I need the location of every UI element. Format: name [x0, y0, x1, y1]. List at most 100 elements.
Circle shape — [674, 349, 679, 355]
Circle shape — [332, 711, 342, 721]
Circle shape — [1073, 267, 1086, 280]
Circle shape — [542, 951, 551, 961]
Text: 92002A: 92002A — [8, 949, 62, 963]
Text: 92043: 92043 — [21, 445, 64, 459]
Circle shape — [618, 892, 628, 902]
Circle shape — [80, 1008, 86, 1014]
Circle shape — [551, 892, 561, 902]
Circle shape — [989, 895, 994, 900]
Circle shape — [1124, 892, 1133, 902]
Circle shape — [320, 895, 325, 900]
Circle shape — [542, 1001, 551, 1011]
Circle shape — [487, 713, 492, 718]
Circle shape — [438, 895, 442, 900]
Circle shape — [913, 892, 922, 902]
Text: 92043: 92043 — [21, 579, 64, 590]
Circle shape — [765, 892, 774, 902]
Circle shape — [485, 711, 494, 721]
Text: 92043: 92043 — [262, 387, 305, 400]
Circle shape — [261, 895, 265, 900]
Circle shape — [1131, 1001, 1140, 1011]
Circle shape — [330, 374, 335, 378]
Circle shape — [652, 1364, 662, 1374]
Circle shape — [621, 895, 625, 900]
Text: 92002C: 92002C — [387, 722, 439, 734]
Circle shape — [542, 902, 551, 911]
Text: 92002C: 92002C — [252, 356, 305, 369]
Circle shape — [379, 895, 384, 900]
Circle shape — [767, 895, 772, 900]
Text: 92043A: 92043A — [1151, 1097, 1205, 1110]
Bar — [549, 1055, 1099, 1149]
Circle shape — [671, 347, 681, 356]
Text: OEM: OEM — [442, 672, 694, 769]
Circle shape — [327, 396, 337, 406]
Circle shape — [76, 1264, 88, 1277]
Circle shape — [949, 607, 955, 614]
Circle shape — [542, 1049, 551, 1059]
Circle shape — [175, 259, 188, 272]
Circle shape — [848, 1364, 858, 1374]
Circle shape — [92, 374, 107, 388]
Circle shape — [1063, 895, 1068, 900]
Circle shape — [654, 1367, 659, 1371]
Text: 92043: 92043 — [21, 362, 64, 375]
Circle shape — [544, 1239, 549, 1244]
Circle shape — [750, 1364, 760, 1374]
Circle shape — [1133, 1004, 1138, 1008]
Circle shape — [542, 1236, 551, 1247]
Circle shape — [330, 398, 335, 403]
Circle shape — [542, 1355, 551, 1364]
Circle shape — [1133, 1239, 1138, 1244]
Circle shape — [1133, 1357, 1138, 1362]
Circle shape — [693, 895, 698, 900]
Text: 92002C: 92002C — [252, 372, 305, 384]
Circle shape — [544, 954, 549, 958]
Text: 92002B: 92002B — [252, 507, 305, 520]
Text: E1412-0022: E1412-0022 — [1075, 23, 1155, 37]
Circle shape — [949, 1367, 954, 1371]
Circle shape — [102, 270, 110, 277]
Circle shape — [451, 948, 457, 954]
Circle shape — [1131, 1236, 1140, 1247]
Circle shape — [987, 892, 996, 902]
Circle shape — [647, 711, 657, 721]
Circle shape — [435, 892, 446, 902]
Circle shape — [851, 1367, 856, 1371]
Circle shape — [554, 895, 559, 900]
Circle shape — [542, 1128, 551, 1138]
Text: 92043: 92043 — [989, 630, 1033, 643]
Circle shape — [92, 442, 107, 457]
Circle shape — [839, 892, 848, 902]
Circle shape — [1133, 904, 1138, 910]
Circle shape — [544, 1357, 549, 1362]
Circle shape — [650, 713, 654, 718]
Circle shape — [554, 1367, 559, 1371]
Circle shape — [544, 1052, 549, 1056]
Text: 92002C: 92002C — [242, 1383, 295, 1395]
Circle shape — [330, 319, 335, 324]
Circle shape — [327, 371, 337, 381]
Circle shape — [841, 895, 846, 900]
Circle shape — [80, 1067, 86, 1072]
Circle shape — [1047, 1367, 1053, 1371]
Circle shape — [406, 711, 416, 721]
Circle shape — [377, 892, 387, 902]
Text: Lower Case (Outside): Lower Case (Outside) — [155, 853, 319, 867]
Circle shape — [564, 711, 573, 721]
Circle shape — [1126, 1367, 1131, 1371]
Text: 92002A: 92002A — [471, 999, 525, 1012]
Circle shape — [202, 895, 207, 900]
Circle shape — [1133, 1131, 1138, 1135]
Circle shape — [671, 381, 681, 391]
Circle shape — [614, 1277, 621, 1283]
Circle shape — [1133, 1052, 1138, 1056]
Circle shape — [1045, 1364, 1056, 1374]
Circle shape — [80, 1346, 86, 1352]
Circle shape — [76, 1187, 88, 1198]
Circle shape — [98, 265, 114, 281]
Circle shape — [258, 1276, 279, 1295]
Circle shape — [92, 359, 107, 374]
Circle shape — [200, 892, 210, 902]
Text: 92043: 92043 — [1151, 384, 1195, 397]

Exercise aim - Reproduce every row above, substituting "Round marker" for each occurrence of "Circle shape" and leaving everything else untouched.

Exercise response -
I need the location of every UI element. Format: name [x0, y0, x1, y1]. List at most 100 elements.
Round marker — [674, 349, 679, 355]
Round marker — [332, 711, 342, 721]
Round marker — [1073, 267, 1086, 280]
Round marker — [542, 951, 551, 961]
Text: 92002A: 92002A — [8, 949, 62, 963]
Text: 92043: 92043 — [21, 445, 64, 459]
Round marker — [618, 892, 628, 902]
Round marker — [80, 1008, 86, 1014]
Round marker — [551, 892, 561, 902]
Round marker — [989, 895, 994, 900]
Round marker — [1124, 892, 1133, 902]
Round marker — [320, 895, 325, 900]
Round marker — [542, 1001, 551, 1011]
Round marker — [487, 713, 492, 718]
Round marker — [438, 895, 442, 900]
Round marker — [913, 892, 922, 902]
Text: 92043: 92043 — [21, 579, 64, 590]
Round marker — [765, 892, 774, 902]
Round marker — [485, 711, 494, 721]
Text: 92043: 92043 — [262, 387, 305, 400]
Round marker — [261, 895, 265, 900]
Round marker — [1131, 1001, 1140, 1011]
Round marker — [330, 374, 335, 378]
Round marker — [652, 1364, 662, 1374]
Round marker — [621, 895, 625, 900]
Text: 92002C: 92002C — [387, 722, 439, 734]
Round marker — [542, 902, 551, 911]
Text: 92002C: 92002C — [252, 356, 305, 369]
Round marker — [379, 895, 384, 900]
Round marker — [767, 895, 772, 900]
Text: 92043A: 92043A — [1151, 1097, 1205, 1110]
Bar — [549, 1055, 1099, 1149]
Round marker — [671, 347, 681, 356]
Text: OEM: OEM — [442, 672, 694, 769]
Round marker — [327, 396, 337, 406]
Round marker — [76, 1264, 88, 1277]
Round marker — [949, 607, 955, 614]
Round marker — [542, 1049, 551, 1059]
Round marker — [175, 259, 188, 272]
Round marker — [848, 1364, 858, 1374]
Round marker — [92, 374, 107, 388]
Round marker — [1063, 895, 1068, 900]
Round marker — [654, 1367, 659, 1371]
Text: 92043: 92043 — [21, 362, 64, 375]
Round marker — [544, 1239, 549, 1244]
Round marker — [750, 1364, 760, 1374]
Round marker — [1133, 1004, 1138, 1008]
Round marker — [542, 1236, 551, 1247]
Round marker — [330, 398, 335, 403]
Round marker — [542, 1355, 551, 1364]
Round marker — [1133, 1239, 1138, 1244]
Round marker — [1133, 1357, 1138, 1362]
Round marker — [693, 895, 698, 900]
Text: 92002C: 92002C — [252, 372, 305, 384]
Round marker — [544, 954, 549, 958]
Text: 92002B: 92002B — [252, 507, 305, 520]
Text: E1412-0022: E1412-0022 — [1075, 23, 1155, 37]
Round marker — [949, 1367, 954, 1371]
Round marker — [102, 270, 110, 277]
Round marker — [451, 948, 457, 954]
Round marker — [1131, 1236, 1140, 1247]
Round marker — [987, 892, 996, 902]
Round marker — [647, 711, 657, 721]
Round marker — [435, 892, 446, 902]
Round marker — [851, 1367, 856, 1371]
Round marker — [554, 895, 559, 900]
Round marker — [542, 1128, 551, 1138]
Text: 92043: 92043 — [989, 630, 1033, 643]
Round marker — [92, 442, 107, 457]
Round marker — [839, 892, 848, 902]
Round marker — [1133, 904, 1138, 910]
Round marker — [544, 1357, 549, 1362]
Round marker — [650, 713, 654, 718]
Round marker — [554, 1367, 559, 1371]
Round marker — [544, 1052, 549, 1056]
Text: 92002C: 92002C — [242, 1383, 295, 1395]
Round marker — [330, 319, 335, 324]
Round marker — [327, 371, 337, 381]
Round marker — [841, 895, 846, 900]
Round marker — [80, 1067, 86, 1072]
Round marker — [1047, 1367, 1053, 1371]
Round marker — [406, 711, 416, 721]
Round marker — [377, 892, 387, 902]
Text: Lower Case (Outside): Lower Case (Outside) — [155, 853, 319, 867]
Round marker — [564, 711, 573, 721]
Round marker — [1126, 1367, 1131, 1371]
Text: 92002A: 92002A — [471, 999, 525, 1012]
Round marker — [202, 895, 207, 900]
Round marker — [1133, 1131, 1138, 1135]
Round marker — [671, 381, 681, 391]
Round marker — [614, 1277, 621, 1283]
Round marker — [1133, 1052, 1138, 1056]
Round marker — [1045, 1364, 1056, 1374]
Round marker — [80, 1346, 86, 1352]
Round marker — [76, 1187, 88, 1198]
Round marker — [98, 265, 114, 281]
Round marker — [258, 1276, 279, 1295]
Round marker — [92, 359, 107, 374]
Round marker — [200, 892, 210, 902]
Text: 92043: 92043 — [1151, 384, 1195, 397]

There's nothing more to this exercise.